WHAT IS NEEDED: Count how many lines of the material hold "Android". Respond with that number alone.

EXCERPTED RECORDS:

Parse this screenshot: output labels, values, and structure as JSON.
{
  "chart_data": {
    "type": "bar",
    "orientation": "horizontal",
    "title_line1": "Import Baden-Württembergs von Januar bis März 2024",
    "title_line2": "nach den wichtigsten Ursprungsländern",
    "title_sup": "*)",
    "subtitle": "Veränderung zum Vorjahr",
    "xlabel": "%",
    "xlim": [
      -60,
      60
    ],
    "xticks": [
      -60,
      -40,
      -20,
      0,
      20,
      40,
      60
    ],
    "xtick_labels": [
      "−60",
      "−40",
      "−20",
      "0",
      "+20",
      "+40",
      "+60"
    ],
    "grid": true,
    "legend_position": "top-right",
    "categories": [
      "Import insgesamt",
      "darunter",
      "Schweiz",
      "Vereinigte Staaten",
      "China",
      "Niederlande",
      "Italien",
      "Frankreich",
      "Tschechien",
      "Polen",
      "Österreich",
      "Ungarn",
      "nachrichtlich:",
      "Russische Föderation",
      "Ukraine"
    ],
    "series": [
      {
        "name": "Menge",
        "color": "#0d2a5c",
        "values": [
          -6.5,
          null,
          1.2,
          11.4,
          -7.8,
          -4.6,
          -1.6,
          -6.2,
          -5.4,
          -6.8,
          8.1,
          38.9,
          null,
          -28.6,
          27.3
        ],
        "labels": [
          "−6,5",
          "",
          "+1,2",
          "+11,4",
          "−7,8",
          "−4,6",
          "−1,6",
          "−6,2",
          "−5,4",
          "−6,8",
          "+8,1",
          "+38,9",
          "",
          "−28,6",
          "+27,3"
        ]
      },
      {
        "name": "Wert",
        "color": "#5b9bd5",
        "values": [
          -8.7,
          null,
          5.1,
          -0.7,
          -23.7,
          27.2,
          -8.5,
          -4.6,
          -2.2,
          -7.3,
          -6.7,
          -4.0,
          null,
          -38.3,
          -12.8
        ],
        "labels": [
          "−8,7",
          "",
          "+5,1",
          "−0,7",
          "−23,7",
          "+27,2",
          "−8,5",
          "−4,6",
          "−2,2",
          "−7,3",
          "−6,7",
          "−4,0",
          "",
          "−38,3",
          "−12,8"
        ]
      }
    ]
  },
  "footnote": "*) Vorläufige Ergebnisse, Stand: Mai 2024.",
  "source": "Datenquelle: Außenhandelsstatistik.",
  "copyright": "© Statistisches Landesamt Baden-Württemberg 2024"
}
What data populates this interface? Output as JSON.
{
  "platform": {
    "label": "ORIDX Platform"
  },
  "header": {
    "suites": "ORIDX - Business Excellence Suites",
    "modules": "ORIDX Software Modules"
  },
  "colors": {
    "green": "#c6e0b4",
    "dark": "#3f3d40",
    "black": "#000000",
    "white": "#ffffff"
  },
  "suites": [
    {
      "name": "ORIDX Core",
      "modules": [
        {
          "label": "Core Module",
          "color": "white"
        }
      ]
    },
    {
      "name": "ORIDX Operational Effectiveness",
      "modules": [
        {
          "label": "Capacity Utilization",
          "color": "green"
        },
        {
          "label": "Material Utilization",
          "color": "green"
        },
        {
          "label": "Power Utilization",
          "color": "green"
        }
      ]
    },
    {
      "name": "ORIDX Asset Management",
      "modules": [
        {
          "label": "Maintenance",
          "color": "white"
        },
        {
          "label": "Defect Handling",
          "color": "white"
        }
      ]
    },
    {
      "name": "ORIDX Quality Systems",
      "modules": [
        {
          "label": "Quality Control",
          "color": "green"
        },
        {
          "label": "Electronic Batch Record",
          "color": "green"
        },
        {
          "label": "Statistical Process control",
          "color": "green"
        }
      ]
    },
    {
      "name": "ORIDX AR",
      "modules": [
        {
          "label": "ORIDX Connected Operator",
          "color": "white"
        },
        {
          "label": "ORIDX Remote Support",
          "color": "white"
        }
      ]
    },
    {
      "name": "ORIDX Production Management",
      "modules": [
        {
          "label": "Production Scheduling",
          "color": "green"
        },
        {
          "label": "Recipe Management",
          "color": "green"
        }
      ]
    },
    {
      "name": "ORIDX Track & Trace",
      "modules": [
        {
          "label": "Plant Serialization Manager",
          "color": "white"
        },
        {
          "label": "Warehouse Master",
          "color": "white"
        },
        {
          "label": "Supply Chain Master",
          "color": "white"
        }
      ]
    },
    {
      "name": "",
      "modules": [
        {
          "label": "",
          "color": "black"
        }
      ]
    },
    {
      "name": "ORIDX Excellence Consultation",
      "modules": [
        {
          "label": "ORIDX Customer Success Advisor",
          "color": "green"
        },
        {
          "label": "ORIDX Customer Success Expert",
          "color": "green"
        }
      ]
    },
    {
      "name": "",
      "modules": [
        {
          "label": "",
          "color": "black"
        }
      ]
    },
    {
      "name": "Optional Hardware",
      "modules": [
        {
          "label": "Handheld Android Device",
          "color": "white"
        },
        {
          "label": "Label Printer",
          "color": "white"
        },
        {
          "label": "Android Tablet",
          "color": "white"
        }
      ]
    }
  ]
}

FULL RESPONSE: 2